**DATA FOR THIS EXERCISE:**
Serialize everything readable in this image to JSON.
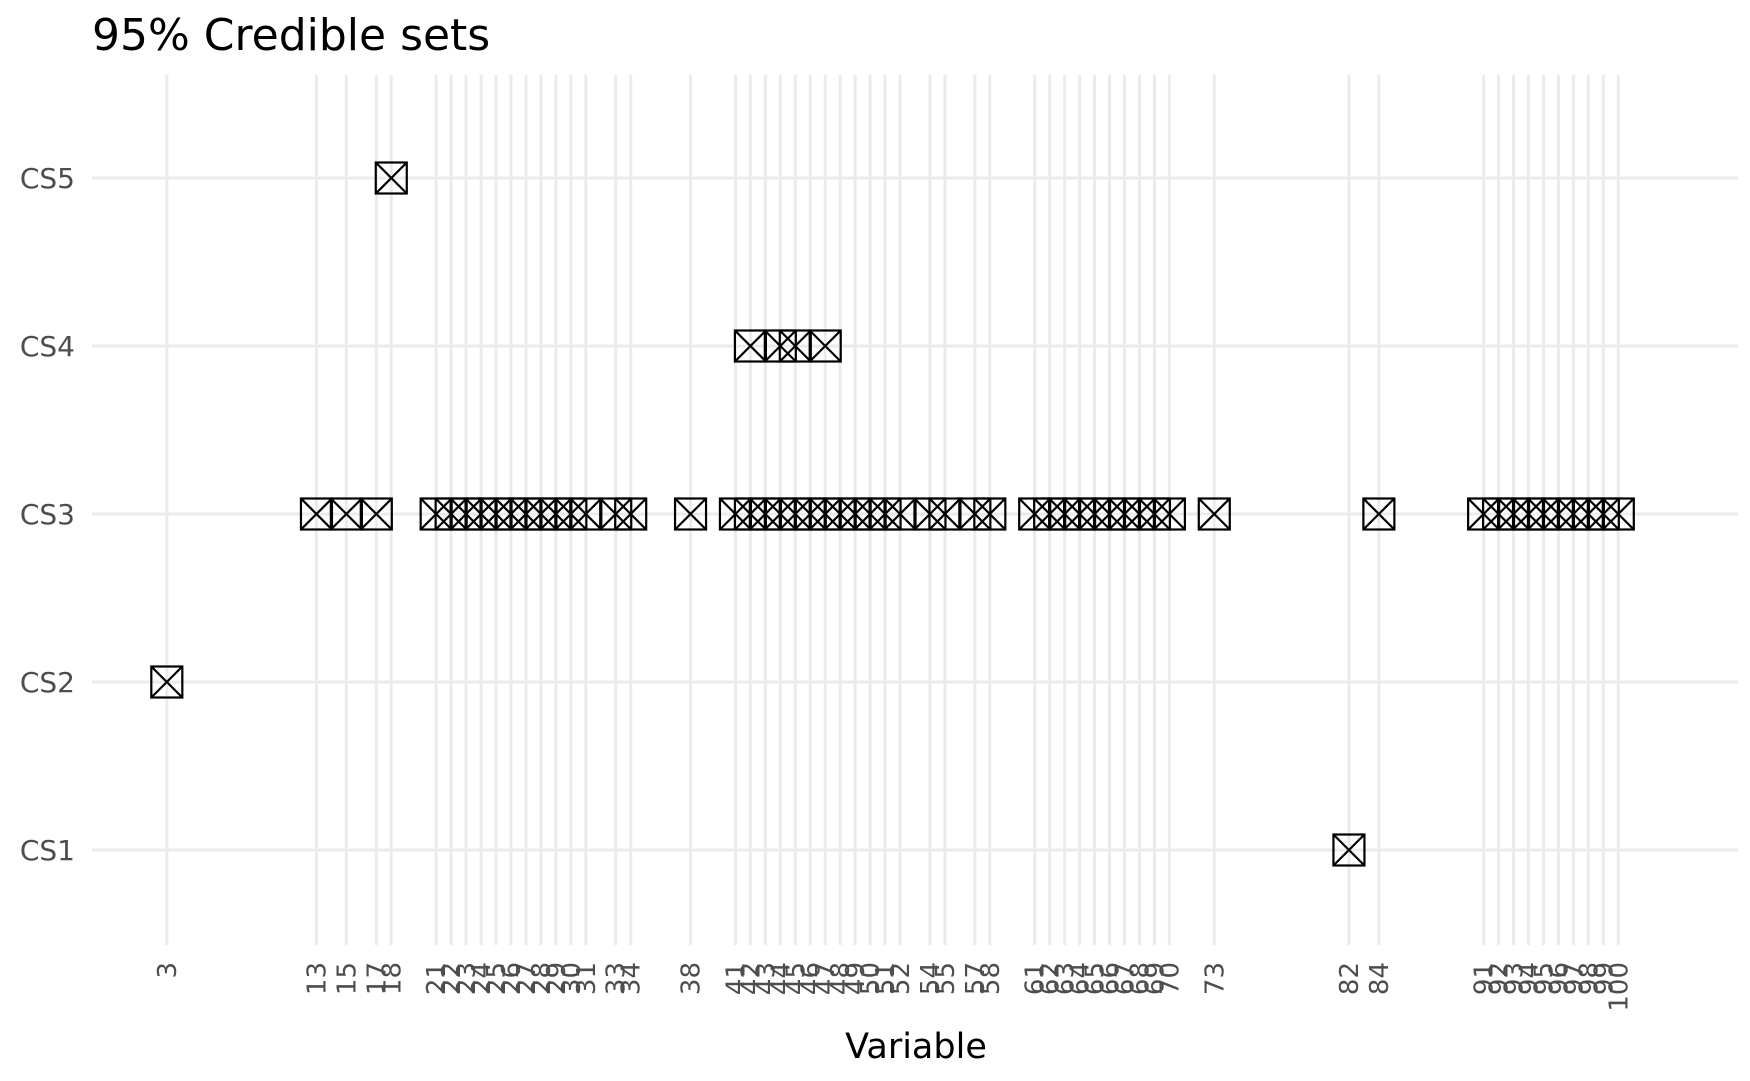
{
  "chart_data": {
    "type": "scatter",
    "title": "95% Credible sets",
    "xlabel": "Variable",
    "ylabel": "",
    "y_categories": [
      "CS1",
      "CS2",
      "CS3",
      "CS4",
      "CS5"
    ],
    "x_ticks": [
      3,
      13,
      15,
      17,
      18,
      21,
      22,
      23,
      24,
      25,
      26,
      27,
      28,
      29,
      30,
      31,
      33,
      34,
      38,
      41,
      42,
      43,
      44,
      45,
      46,
      47,
      48,
      49,
      50,
      51,
      52,
      54,
      55,
      57,
      58,
      61,
      62,
      63,
      64,
      65,
      66,
      67,
      68,
      69,
      70,
      73,
      82,
      84,
      91,
      92,
      93,
      94,
      95,
      96,
      97,
      98,
      99,
      100
    ],
    "xlim": [
      -2,
      108
    ],
    "marker": "square-x",
    "grid": true,
    "legend": "none",
    "series": [
      {
        "name": "CS1",
        "x": [
          82
        ]
      },
      {
        "name": "CS2",
        "x": [
          3
        ]
      },
      {
        "name": "CS3",
        "x": [
          13,
          15,
          17,
          21,
          22,
          23,
          24,
          25,
          26,
          27,
          28,
          29,
          30,
          31,
          33,
          34,
          38,
          41,
          42,
          43,
          44,
          45,
          46,
          47,
          48,
          49,
          50,
          51,
          52,
          54,
          55,
          57,
          58,
          61,
          62,
          63,
          64,
          65,
          66,
          67,
          68,
          69,
          70,
          73,
          84,
          91,
          92,
          93,
          94,
          95,
          96,
          97,
          98,
          99,
          100
        ]
      },
      {
        "name": "CS4",
        "x": [
          42,
          44,
          45,
          47
        ]
      },
      {
        "name": "CS5",
        "x": [
          18
        ]
      }
    ]
  }
}
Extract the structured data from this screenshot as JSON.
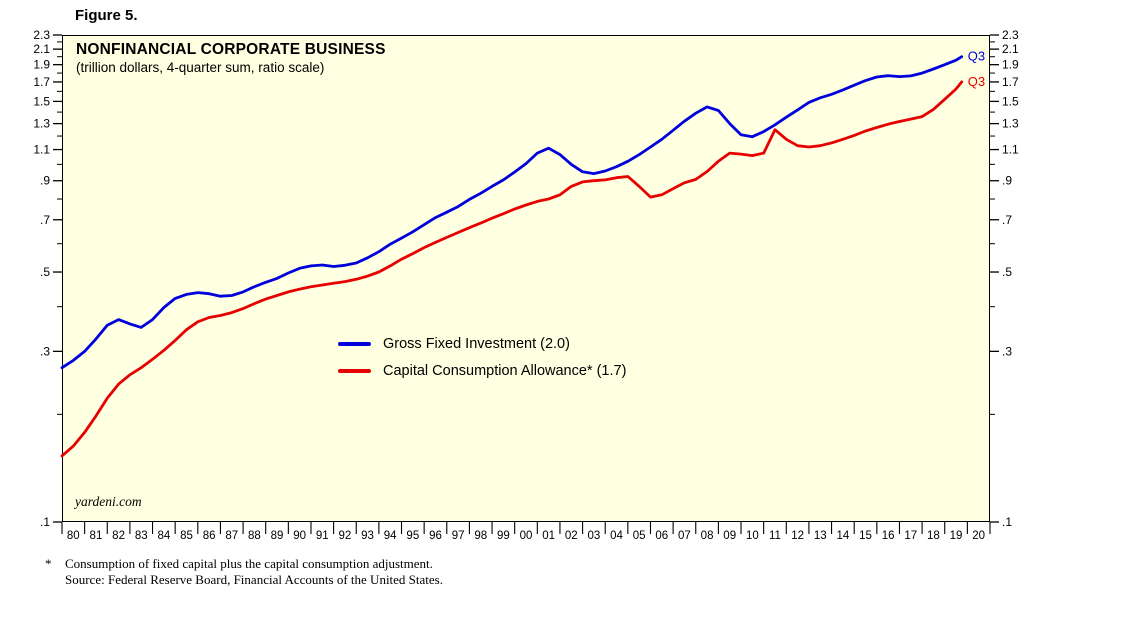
{
  "figure_label": "Figure 5.",
  "chart": {
    "plot_background": "#FFFFE1",
    "border_color": "#000000",
    "watermark": "yardeni.com"
  },
  "footnote": {
    "marker": "*",
    "line1": "Consumption of fixed capital plus the capital consumption adjustment.",
    "line2": "Source: Federal Reserve Board, Financial Accounts of the United States."
  },
  "chart_data": {
    "type": "line",
    "title": "NONFINANCIAL CORPORATE BUSINESS",
    "subtitle": "(trillion dollars, 4-quarter sum, ratio scale)",
    "y_scale": "log",
    "ylim": [
      0.1,
      2.3
    ],
    "yticks": [
      0.1,
      0.3,
      0.5,
      0.7,
      0.9,
      1.1,
      1.3,
      1.5,
      1.7,
      1.9,
      2.1,
      2.3
    ],
    "ytick_labels": [
      ".1",
      ".3",
      ".5",
      ".7",
      ".9",
      "1.1",
      "1.3",
      "1.5",
      "1.7",
      "1.9",
      "2.1",
      "2.3"
    ],
    "yticks_minor": [
      0.2,
      0.4,
      0.6,
      0.8,
      1.0,
      1.2,
      1.4,
      1.6,
      1.8,
      2.0,
      2.2
    ],
    "x_range": [
      1980,
      2021
    ],
    "xtick_labels": [
      "80",
      "81",
      "82",
      "83",
      "84",
      "85",
      "86",
      "87",
      "88",
      "89",
      "90",
      "91",
      "92",
      "93",
      "94",
      "95",
      "96",
      "97",
      "98",
      "99",
      "00",
      "01",
      "02",
      "03",
      "04",
      "05",
      "06",
      "07",
      "08",
      "09",
      "10",
      "11",
      "12",
      "13",
      "14",
      "15",
      "16",
      "17",
      "18",
      "19",
      "20"
    ],
    "legend": [
      {
        "name": "Gross Fixed Investment (2.0)",
        "color": "#0000DC"
      },
      {
        "name": "Capital Consumption Allowance* (1.7)",
        "color": "#E60000"
      }
    ],
    "x": [
      1980,
      1980.5,
      1981,
      1981.5,
      1982,
      1982.5,
      1983,
      1983.5,
      1984,
      1984.5,
      1985,
      1985.5,
      1986,
      1986.5,
      1987,
      1987.5,
      1988,
      1988.5,
      1989,
      1989.5,
      1990,
      1990.5,
      1991,
      1991.5,
      1992,
      1992.5,
      1993,
      1993.5,
      1994,
      1994.5,
      1995,
      1995.5,
      1996,
      1996.5,
      1997,
      1997.5,
      1998,
      1998.5,
      1999,
      1999.5,
      2000,
      2000.5,
      2001,
      2001.5,
      2002,
      2002.5,
      2003,
      2003.5,
      2004,
      2004.5,
      2005,
      2005.5,
      2006,
      2006.5,
      2007,
      2007.5,
      2008,
      2008.5,
      2009,
      2009.5,
      2010,
      2010.5,
      2011,
      2011.5,
      2012,
      2012.5,
      2013,
      2013.5,
      2014,
      2014.5,
      2015,
      2015.5,
      2016,
      2016.5,
      2017,
      2017.5,
      2018,
      2018.5,
      2019,
      2019.5,
      2019.75
    ],
    "series": [
      {
        "name": "Gross Fixed Investment",
        "color": "#0000DC",
        "end_label": "Q3",
        "latest_value": 2.0,
        "values": [
          0.27,
          0.283,
          0.3,
          0.325,
          0.355,
          0.368,
          0.358,
          0.35,
          0.368,
          0.398,
          0.422,
          0.433,
          0.438,
          0.435,
          0.428,
          0.43,
          0.44,
          0.455,
          0.468,
          0.48,
          0.497,
          0.512,
          0.52,
          0.523,
          0.518,
          0.522,
          0.53,
          0.548,
          0.57,
          0.598,
          0.622,
          0.648,
          0.678,
          0.71,
          0.735,
          0.762,
          0.798,
          0.83,
          0.868,
          0.905,
          0.952,
          1.005,
          1.075,
          1.11,
          1.065,
          1.0,
          0.953,
          0.942,
          0.958,
          0.985,
          1.02,
          1.065,
          1.118,
          1.175,
          1.245,
          1.32,
          1.39,
          1.448,
          1.415,
          1.3,
          1.21,
          1.195,
          1.235,
          1.29,
          1.355,
          1.42,
          1.49,
          1.535,
          1.57,
          1.615,
          1.665,
          1.715,
          1.755,
          1.77,
          1.76,
          1.768,
          1.8,
          1.848,
          1.9,
          1.955,
          2.0
        ]
      },
      {
        "name": "Capital Consumption Allowance",
        "color": "#E60000",
        "end_label": "Q3",
        "latest_value": 1.7,
        "values": [
          0.153,
          0.163,
          0.178,
          0.198,
          0.222,
          0.243,
          0.258,
          0.27,
          0.285,
          0.302,
          0.322,
          0.345,
          0.363,
          0.373,
          0.378,
          0.385,
          0.395,
          0.408,
          0.42,
          0.43,
          0.44,
          0.448,
          0.455,
          0.46,
          0.465,
          0.47,
          0.477,
          0.487,
          0.5,
          0.52,
          0.543,
          0.563,
          0.585,
          0.605,
          0.625,
          0.645,
          0.665,
          0.685,
          0.707,
          0.728,
          0.75,
          0.77,
          0.788,
          0.8,
          0.822,
          0.868,
          0.893,
          0.9,
          0.905,
          0.918,
          0.925,
          0.868,
          0.81,
          0.822,
          0.855,
          0.888,
          0.908,
          0.955,
          1.02,
          1.075,
          1.068,
          1.058,
          1.075,
          1.25,
          1.175,
          1.128,
          1.118,
          1.128,
          1.148,
          1.175,
          1.205,
          1.24,
          1.268,
          1.295,
          1.318,
          1.338,
          1.36,
          1.425,
          1.52,
          1.625,
          1.7
        ]
      }
    ]
  }
}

**TASK TO CARRY OUT:**
An exact transcription of all the entries is required, without the pictures.

**RESULT FOR THIS EXERCISE:**
Serialize everything readable in this image to JSON.
{
  "chart_data": {
    "type": "scatter",
    "title": "95% Credible sets",
    "xlabel": "Variable",
    "ylabel": "",
    "y_categories": [
      "CS1",
      "CS2",
      "CS3",
      "CS4",
      "CS5"
    ],
    "x_ticks": [
      3,
      13,
      15,
      17,
      18,
      21,
      22,
      23,
      24,
      25,
      26,
      27,
      28,
      29,
      30,
      31,
      33,
      34,
      38,
      41,
      42,
      43,
      44,
      45,
      46,
      47,
      48,
      49,
      50,
      51,
      52,
      54,
      55,
      57,
      58,
      61,
      62,
      63,
      64,
      65,
      66,
      67,
      68,
      69,
      70,
      73,
      82,
      84,
      91,
      92,
      93,
      94,
      95,
      96,
      97,
      98,
      99,
      100
    ],
    "xlim": [
      -2,
      108
    ],
    "marker": "square-x",
    "grid": true,
    "legend": "none",
    "series": [
      {
        "name": "CS1",
        "x": [
          82
        ]
      },
      {
        "name": "CS2",
        "x": [
          3
        ]
      },
      {
        "name": "CS3",
        "x": [
          13,
          15,
          17,
          21,
          22,
          23,
          24,
          25,
          26,
          27,
          28,
          29,
          30,
          31,
          33,
          34,
          38,
          41,
          42,
          43,
          44,
          45,
          46,
          47,
          48,
          49,
          50,
          51,
          52,
          54,
          55,
          57,
          58,
          61,
          62,
          63,
          64,
          65,
          66,
          67,
          68,
          69,
          70,
          73,
          84,
          91,
          92,
          93,
          94,
          95,
          96,
          97,
          98,
          99,
          100
        ]
      },
      {
        "name": "CS4",
        "x": [
          42,
          44,
          45,
          47
        ]
      },
      {
        "name": "CS5",
        "x": [
          18
        ]
      }
    ]
  }
}
Extract the structured data from this screenshot as JSON.
{
  "figure_label": "Figure 5.",
  "chart": {
    "plot_background": "#FFFFE1",
    "border_color": "#000000",
    "watermark": "yardeni.com"
  },
  "footnote": {
    "marker": "*",
    "line1": "Consumption of fixed capital plus the capital consumption adjustment.",
    "line2": "Source: Federal Reserve Board, Financial Accounts of the United States."
  },
  "chart_data": {
    "type": "line",
    "title": "NONFINANCIAL CORPORATE BUSINESS",
    "subtitle": "(trillion dollars, 4-quarter sum, ratio scale)",
    "y_scale": "log",
    "ylim": [
      0.1,
      2.3
    ],
    "yticks": [
      0.1,
      0.3,
      0.5,
      0.7,
      0.9,
      1.1,
      1.3,
      1.5,
      1.7,
      1.9,
      2.1,
      2.3
    ],
    "ytick_labels": [
      ".1",
      ".3",
      ".5",
      ".7",
      ".9",
      "1.1",
      "1.3",
      "1.5",
      "1.7",
      "1.9",
      "2.1",
      "2.3"
    ],
    "yticks_minor": [
      0.2,
      0.4,
      0.6,
      0.8,
      1.0,
      1.2,
      1.4,
      1.6,
      1.8,
      2.0,
      2.2
    ],
    "x_range": [
      1980,
      2021
    ],
    "xtick_labels": [
      "80",
      "81",
      "82",
      "83",
      "84",
      "85",
      "86",
      "87",
      "88",
      "89",
      "90",
      "91",
      "92",
      "93",
      "94",
      "95",
      "96",
      "97",
      "98",
      "99",
      "00",
      "01",
      "02",
      "03",
      "04",
      "05",
      "06",
      "07",
      "08",
      "09",
      "10",
      "11",
      "12",
      "13",
      "14",
      "15",
      "16",
      "17",
      "18",
      "19",
      "20"
    ],
    "legend": [
      {
        "name": "Gross Fixed Investment (2.0)",
        "color": "#0000DC"
      },
      {
        "name": "Capital Consumption Allowance* (1.7)",
        "color": "#E60000"
      }
    ],
    "x": [
      1980,
      1980.5,
      1981,
      1981.5,
      1982,
      1982.5,
      1983,
      1983.5,
      1984,
      1984.5,
      1985,
      1985.5,
      1986,
      1986.5,
      1987,
      1987.5,
      1988,
      1988.5,
      1989,
      1989.5,
      1990,
      1990.5,
      1991,
      1991.5,
      1992,
      1992.5,
      1993,
      1993.5,
      1994,
      1994.5,
      1995,
      1995.5,
      1996,
      1996.5,
      1997,
      1997.5,
      1998,
      1998.5,
      1999,
      1999.5,
      2000,
      2000.5,
      2001,
      2001.5,
      2002,
      2002.5,
      2003,
      2003.5,
      2004,
      2004.5,
      2005,
      2005.5,
      2006,
      2006.5,
      2007,
      2007.5,
      2008,
      2008.5,
      2009,
      2009.5,
      2010,
      2010.5,
      2011,
      2011.5,
      2012,
      2012.5,
      2013,
      2013.5,
      2014,
      2014.5,
      2015,
      2015.5,
      2016,
      2016.5,
      2017,
      2017.5,
      2018,
      2018.5,
      2019,
      2019.5,
      2019.75
    ],
    "series": [
      {
        "name": "Gross Fixed Investment",
        "color": "#0000DC",
        "end_label": "Q3",
        "latest_value": 2.0,
        "values": [
          0.27,
          0.283,
          0.3,
          0.325,
          0.355,
          0.368,
          0.358,
          0.35,
          0.368,
          0.398,
          0.422,
          0.433,
          0.438,
          0.435,
          0.428,
          0.43,
          0.44,
          0.455,
          0.468,
          0.48,
          0.497,
          0.512,
          0.52,
          0.523,
          0.518,
          0.522,
          0.53,
          0.548,
          0.57,
          0.598,
          0.622,
          0.648,
          0.678,
          0.71,
          0.735,
          0.762,
          0.798,
          0.83,
          0.868,
          0.905,
          0.952,
          1.005,
          1.075,
          1.11,
          1.065,
          1.0,
          0.953,
          0.942,
          0.958,
          0.985,
          1.02,
          1.065,
          1.118,
          1.175,
          1.245,
          1.32,
          1.39,
          1.448,
          1.415,
          1.3,
          1.21,
          1.195,
          1.235,
          1.29,
          1.355,
          1.42,
          1.49,
          1.535,
          1.57,
          1.615,
          1.665,
          1.715,
          1.755,
          1.77,
          1.76,
          1.768,
          1.8,
          1.848,
          1.9,
          1.955,
          2.0
        ]
      },
      {
        "name": "Capital Consumption Allowance",
        "color": "#E60000",
        "end_label": "Q3",
        "latest_value": 1.7,
        "values": [
          0.153,
          0.163,
          0.178,
          0.198,
          0.222,
          0.243,
          0.258,
          0.27,
          0.285,
          0.302,
          0.322,
          0.345,
          0.363,
          0.373,
          0.378,
          0.385,
          0.395,
          0.408,
          0.42,
          0.43,
          0.44,
          0.448,
          0.455,
          0.46,
          0.465,
          0.47,
          0.477,
          0.487,
          0.5,
          0.52,
          0.543,
          0.563,
          0.585,
          0.605,
          0.625,
          0.645,
          0.665,
          0.685,
          0.707,
          0.728,
          0.75,
          0.77,
          0.788,
          0.8,
          0.822,
          0.868,
          0.893,
          0.9,
          0.905,
          0.918,
          0.925,
          0.868,
          0.81,
          0.822,
          0.855,
          0.888,
          0.908,
          0.955,
          1.02,
          1.075,
          1.068,
          1.058,
          1.075,
          1.25,
          1.175,
          1.128,
          1.118,
          1.128,
          1.148,
          1.175,
          1.205,
          1.24,
          1.268,
          1.295,
          1.318,
          1.338,
          1.36,
          1.425,
          1.52,
          1.625,
          1.7
        ]
      }
    ]
  }
}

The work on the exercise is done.